Stored data
■ ■ ■ ■ ■ ■ ■

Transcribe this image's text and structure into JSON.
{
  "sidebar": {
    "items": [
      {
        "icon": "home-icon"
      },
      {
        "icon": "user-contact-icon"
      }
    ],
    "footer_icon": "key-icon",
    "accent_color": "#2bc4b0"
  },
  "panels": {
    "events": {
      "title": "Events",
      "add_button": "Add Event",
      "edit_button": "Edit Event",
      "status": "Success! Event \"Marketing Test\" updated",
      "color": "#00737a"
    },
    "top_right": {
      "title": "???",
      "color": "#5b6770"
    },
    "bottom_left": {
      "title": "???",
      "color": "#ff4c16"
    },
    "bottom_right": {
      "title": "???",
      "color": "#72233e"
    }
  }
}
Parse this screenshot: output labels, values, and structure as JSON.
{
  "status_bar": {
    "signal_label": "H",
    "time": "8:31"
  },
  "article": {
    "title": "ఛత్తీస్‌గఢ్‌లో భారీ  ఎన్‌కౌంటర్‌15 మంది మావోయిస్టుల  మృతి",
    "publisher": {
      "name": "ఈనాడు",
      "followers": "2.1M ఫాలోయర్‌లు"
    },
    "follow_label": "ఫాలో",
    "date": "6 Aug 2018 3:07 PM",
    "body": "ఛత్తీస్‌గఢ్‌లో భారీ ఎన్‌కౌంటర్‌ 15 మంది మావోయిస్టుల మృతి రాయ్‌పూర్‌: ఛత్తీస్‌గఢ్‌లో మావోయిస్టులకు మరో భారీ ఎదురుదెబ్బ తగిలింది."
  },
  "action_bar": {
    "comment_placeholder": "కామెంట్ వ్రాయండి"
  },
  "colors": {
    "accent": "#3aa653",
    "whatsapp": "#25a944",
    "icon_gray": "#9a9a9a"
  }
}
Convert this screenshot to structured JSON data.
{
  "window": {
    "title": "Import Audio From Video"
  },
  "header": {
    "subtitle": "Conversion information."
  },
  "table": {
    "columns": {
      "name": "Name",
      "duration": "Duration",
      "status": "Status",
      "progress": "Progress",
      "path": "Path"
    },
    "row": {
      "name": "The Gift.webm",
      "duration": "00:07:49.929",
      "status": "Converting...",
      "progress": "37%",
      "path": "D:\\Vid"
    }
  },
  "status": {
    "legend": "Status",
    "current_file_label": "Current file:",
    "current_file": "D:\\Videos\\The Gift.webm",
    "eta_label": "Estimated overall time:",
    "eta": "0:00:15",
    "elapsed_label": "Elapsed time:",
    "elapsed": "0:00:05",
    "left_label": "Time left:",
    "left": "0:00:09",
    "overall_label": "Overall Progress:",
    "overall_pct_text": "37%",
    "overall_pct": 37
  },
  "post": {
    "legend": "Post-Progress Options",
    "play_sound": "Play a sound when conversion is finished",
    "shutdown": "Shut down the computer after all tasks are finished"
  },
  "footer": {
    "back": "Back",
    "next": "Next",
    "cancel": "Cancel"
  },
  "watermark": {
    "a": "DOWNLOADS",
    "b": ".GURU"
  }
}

■ ■ ■ ■ ■ ■ ■

What is expected: How many lines in the records above hold the word "finished"? Give only the number.

Task result: 2